● ENTRIES SUPPLIED
──────────────────────────────
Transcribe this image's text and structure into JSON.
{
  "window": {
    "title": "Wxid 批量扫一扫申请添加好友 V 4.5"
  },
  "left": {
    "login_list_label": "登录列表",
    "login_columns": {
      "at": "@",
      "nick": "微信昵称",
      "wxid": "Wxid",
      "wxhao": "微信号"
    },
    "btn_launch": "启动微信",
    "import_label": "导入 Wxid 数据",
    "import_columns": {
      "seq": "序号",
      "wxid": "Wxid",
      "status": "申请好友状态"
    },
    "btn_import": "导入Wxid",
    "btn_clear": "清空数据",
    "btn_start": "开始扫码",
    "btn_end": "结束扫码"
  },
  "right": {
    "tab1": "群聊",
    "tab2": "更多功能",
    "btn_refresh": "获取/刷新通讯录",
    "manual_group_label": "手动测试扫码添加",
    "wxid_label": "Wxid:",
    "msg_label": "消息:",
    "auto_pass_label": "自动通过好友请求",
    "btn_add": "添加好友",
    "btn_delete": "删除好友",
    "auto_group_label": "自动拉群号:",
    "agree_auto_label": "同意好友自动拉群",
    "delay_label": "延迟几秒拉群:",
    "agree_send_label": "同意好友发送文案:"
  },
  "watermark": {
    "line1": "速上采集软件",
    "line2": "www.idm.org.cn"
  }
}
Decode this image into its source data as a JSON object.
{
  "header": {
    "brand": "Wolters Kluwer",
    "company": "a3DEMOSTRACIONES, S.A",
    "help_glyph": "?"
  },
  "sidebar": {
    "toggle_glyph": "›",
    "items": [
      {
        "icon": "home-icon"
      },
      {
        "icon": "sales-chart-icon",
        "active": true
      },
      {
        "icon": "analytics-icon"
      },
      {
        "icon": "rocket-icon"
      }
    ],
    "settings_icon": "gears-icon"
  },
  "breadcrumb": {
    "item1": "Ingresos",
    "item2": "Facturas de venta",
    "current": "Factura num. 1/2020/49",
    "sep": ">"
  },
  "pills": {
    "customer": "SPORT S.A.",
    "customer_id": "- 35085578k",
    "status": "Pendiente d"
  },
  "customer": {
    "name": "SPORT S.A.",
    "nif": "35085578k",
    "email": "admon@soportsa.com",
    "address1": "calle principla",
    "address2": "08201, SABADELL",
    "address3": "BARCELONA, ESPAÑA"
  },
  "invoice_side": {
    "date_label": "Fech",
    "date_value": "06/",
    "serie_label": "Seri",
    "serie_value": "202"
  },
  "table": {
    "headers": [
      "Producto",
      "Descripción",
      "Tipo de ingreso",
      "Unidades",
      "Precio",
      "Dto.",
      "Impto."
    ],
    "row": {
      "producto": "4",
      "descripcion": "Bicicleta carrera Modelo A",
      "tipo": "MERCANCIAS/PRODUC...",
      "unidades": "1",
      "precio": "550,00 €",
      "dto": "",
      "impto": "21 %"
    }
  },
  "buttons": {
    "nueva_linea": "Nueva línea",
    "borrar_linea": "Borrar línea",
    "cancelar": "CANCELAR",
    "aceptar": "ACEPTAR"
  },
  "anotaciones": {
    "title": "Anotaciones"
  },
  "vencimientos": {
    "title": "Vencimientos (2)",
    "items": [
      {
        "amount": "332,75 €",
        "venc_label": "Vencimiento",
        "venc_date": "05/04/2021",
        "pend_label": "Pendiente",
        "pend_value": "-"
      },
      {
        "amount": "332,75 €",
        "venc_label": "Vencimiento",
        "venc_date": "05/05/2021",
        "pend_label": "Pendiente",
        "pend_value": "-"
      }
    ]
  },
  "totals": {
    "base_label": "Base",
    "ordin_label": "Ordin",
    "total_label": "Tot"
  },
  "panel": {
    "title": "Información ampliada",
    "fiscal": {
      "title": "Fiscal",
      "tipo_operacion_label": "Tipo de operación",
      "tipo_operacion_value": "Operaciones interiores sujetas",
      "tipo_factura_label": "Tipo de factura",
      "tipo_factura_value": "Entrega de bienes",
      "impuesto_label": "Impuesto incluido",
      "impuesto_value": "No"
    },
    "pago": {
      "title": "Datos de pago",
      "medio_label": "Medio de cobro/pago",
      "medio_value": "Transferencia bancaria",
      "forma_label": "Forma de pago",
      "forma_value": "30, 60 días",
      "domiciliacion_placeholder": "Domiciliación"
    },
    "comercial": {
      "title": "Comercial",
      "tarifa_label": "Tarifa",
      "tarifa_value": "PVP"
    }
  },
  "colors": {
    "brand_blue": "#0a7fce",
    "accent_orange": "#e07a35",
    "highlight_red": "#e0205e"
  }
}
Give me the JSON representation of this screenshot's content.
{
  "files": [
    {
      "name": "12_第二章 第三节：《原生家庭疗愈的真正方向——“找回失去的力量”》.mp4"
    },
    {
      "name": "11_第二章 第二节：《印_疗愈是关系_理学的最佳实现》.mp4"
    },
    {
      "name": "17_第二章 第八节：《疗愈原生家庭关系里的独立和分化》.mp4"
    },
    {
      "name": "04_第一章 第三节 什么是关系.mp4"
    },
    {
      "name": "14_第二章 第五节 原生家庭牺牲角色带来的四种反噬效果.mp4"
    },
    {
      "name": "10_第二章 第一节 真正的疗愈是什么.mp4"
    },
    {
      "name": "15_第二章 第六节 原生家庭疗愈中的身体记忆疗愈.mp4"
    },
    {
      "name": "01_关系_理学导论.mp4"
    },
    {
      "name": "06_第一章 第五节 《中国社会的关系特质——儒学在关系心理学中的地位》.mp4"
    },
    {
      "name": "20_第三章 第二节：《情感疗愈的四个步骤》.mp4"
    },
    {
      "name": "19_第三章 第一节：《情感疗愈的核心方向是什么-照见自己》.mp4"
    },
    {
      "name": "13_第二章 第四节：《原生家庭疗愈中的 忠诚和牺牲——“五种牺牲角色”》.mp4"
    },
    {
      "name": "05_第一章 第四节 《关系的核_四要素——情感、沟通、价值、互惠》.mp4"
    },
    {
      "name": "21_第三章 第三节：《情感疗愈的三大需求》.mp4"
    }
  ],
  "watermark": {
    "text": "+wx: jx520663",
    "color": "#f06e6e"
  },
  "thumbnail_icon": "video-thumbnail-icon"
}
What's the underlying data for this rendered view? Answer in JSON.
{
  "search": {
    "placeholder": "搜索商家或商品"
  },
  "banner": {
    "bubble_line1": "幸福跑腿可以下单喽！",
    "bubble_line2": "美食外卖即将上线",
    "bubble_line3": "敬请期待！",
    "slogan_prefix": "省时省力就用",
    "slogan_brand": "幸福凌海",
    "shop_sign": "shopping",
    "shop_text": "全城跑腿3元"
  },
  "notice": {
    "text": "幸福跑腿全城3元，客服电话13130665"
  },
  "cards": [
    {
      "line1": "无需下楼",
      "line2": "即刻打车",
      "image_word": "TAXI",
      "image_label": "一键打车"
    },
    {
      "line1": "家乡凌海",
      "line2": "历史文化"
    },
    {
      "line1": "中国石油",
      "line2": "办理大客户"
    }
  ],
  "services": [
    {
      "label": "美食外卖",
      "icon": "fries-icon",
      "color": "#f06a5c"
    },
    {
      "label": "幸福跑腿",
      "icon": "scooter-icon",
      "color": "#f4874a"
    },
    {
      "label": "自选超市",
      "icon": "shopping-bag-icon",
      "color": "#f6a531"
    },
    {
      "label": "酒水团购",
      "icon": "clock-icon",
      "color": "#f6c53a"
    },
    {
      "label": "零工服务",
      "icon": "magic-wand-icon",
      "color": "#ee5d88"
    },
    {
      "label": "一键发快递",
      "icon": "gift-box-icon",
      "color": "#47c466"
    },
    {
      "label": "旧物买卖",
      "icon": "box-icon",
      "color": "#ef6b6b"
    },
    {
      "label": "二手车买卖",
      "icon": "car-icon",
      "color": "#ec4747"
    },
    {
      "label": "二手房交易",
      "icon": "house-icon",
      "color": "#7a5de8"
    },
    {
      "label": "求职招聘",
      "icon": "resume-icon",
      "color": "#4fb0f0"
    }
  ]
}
──────────────────────────────
● EXERCISE TASK
Reply with one number: the count of lines in the entries that include the word "línea".

● SOLUTION
2